### WHAT YOU WILL DO
Check every line of the entries for "value", and copy the lines that hold it.
[begin DATA LINES]
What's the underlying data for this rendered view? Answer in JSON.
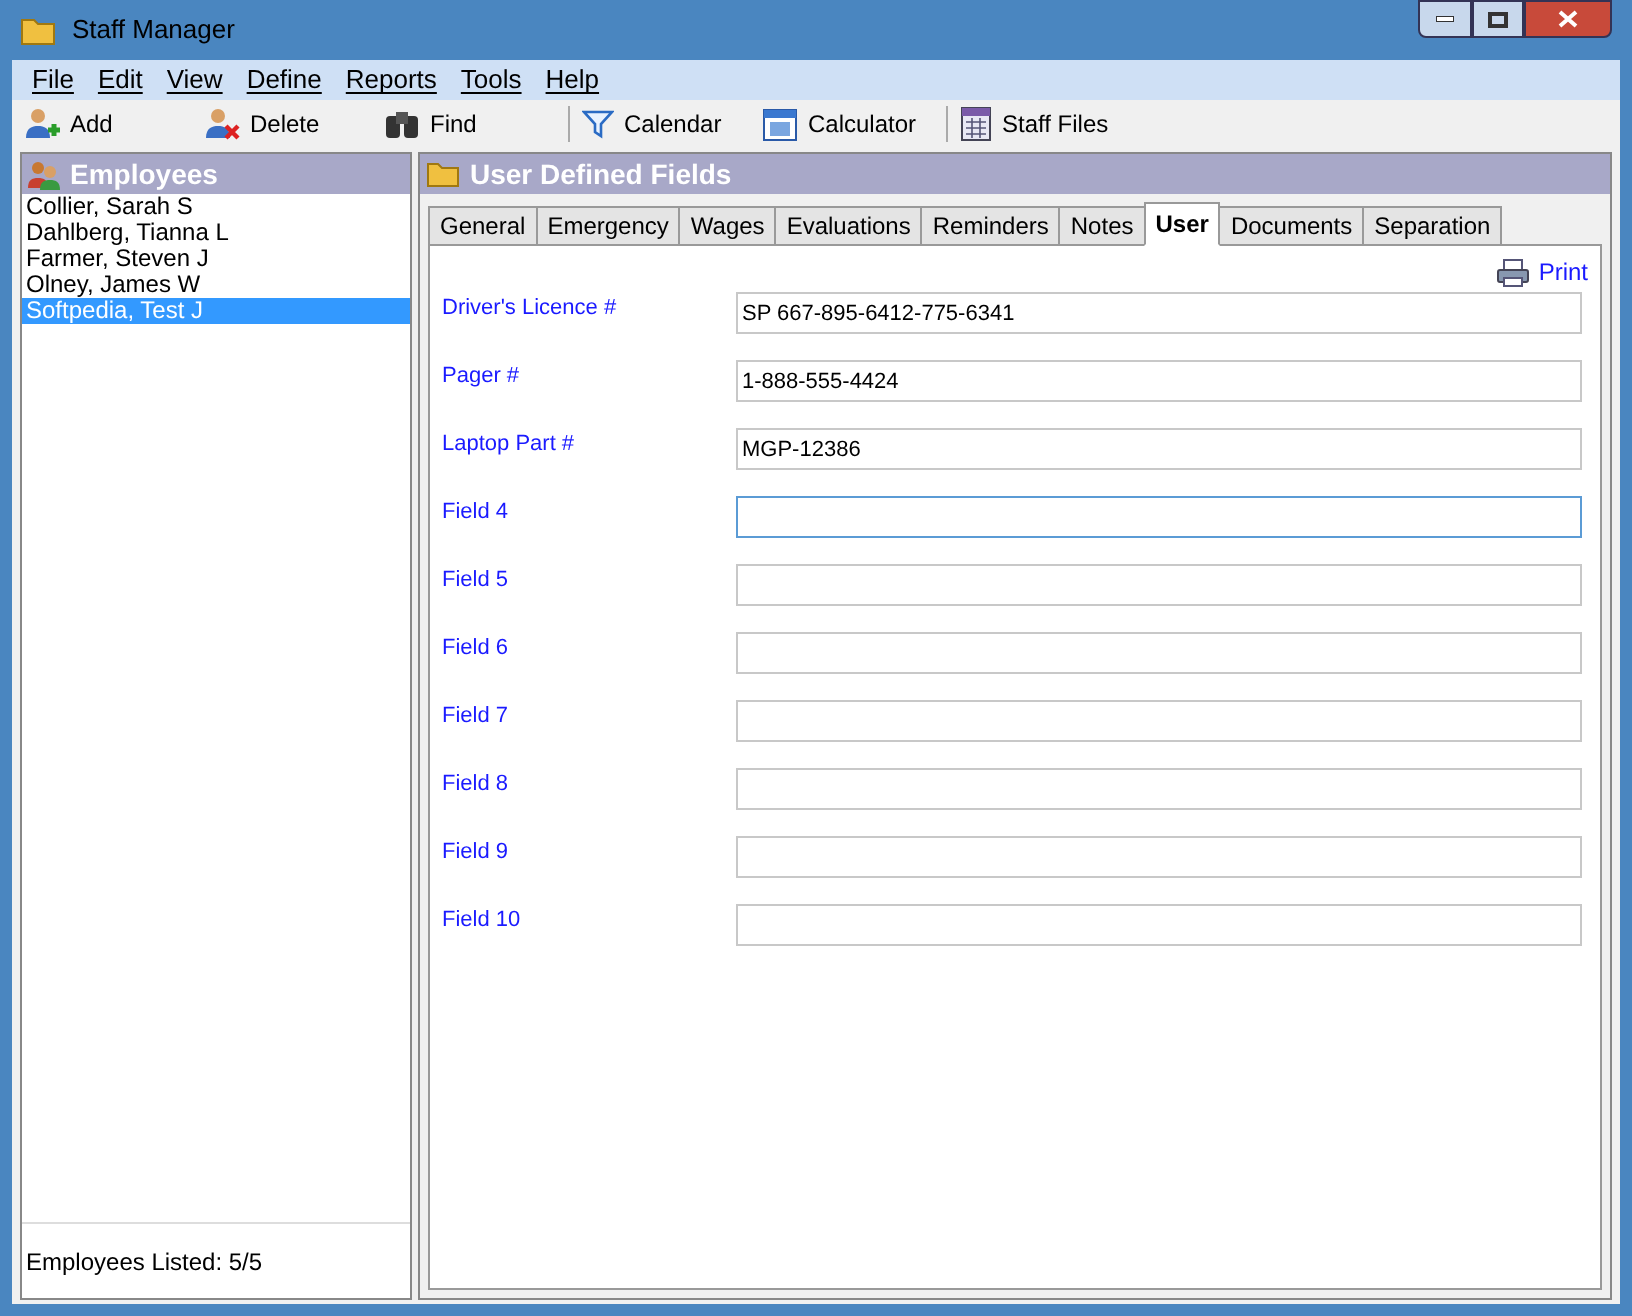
{
  "window": {
    "title": "Staff Manager"
  },
  "menu": [
    "File",
    "Edit",
    "View",
    "Define",
    "Reports",
    "Tools",
    "Help"
  ],
  "toolbar": [
    {
      "label": "Add",
      "kind": "add"
    },
    {
      "label": "Delete",
      "kind": "delete"
    },
    {
      "label": "Find",
      "kind": "find"
    },
    {
      "label": "Calendar",
      "kind": "calendar"
    },
    {
      "label": "Calculator",
      "kind": "calculator"
    },
    {
      "label": "Staff Files",
      "kind": "files"
    }
  ],
  "employees": {
    "title": "Employees",
    "items": [
      {
        "name": "Collier, Sarah S",
        "selected": false
      },
      {
        "name": "Dahlberg, Tianna L",
        "selected": false
      },
      {
        "name": "Farmer, Steven J",
        "selected": false
      },
      {
        "name": "Olney, James W",
        "selected": false
      },
      {
        "name": "Softpedia, Test J",
        "selected": true
      }
    ],
    "footer": "Employees Listed: 5/5"
  },
  "panel": {
    "title": "User Defined Fields",
    "tabs": [
      {
        "label": "General",
        "selected": false
      },
      {
        "label": "Emergency",
        "selected": false
      },
      {
        "label": "Wages",
        "selected": false
      },
      {
        "label": "Evaluations",
        "selected": false
      },
      {
        "label": "Reminders",
        "selected": false
      },
      {
        "label": "Notes",
        "selected": false
      },
      {
        "label": "User",
        "selected": true
      },
      {
        "label": "Documents",
        "selected": false
      },
      {
        "label": "Separation",
        "selected": false
      }
    ],
    "print": "Print",
    "fields": [
      {
        "label": "Driver's Licence #",
        "value": "SP 667-895-6412-775-6341",
        "focused": false
      },
      {
        "label": "Pager #",
        "value": "1-888-555-4424",
        "focused": false
      },
      {
        "label": "Laptop Part #",
        "value": "MGP-12386",
        "focused": false
      },
      {
        "label": "Field 4",
        "focused": true
      },
      {
        "label": "Field 5",
        "focused": false
      },
      {
        "label": "Field 6",
        "focused": false
      },
      {
        "label": "Field 7",
        "focused": false
      },
      {
        "label": "Field 8",
        "focused": false
      },
      {
        "label": "Field 9",
        "focused": false
      },
      {
        "label": "Field 10",
        "focused": false
      }
    ]
  }
}
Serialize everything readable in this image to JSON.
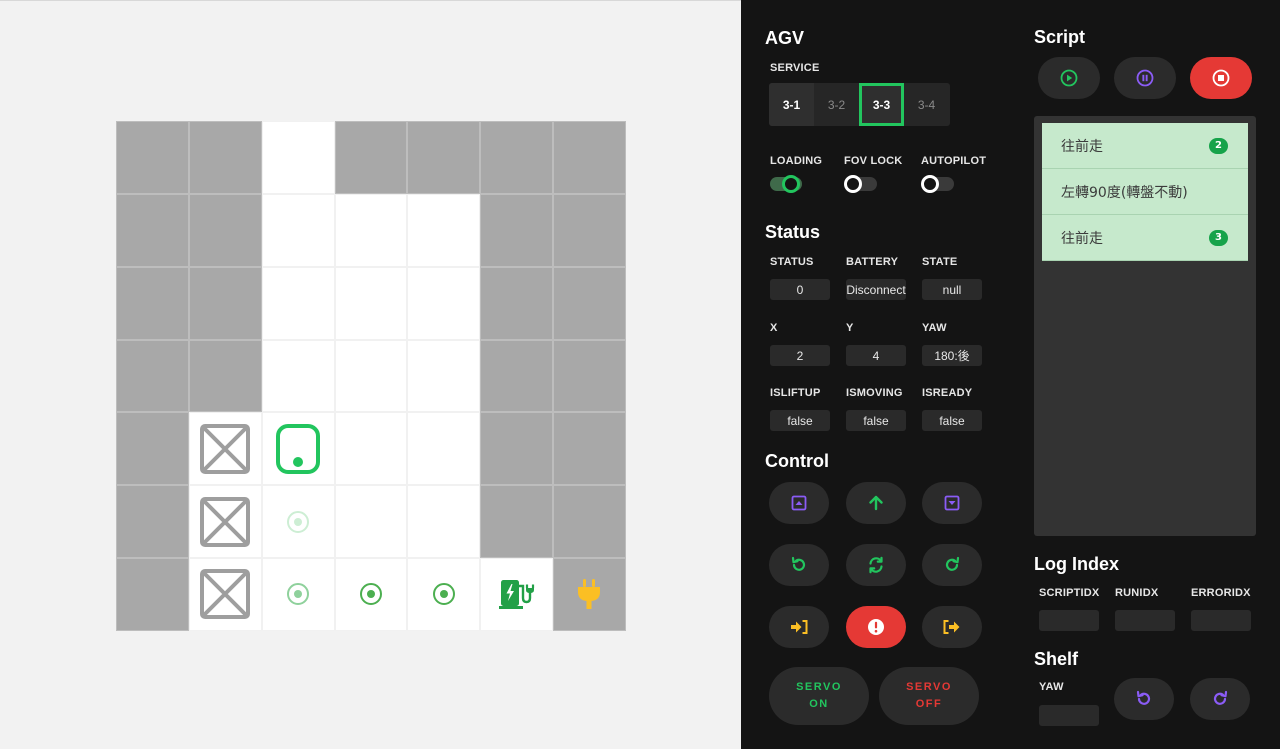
[end DATA LINES]
### REPLY
        "value": "SP 667-895-6412-775-6341",
        "value": "1-888-555-4424",
        "value": "MGP-12386",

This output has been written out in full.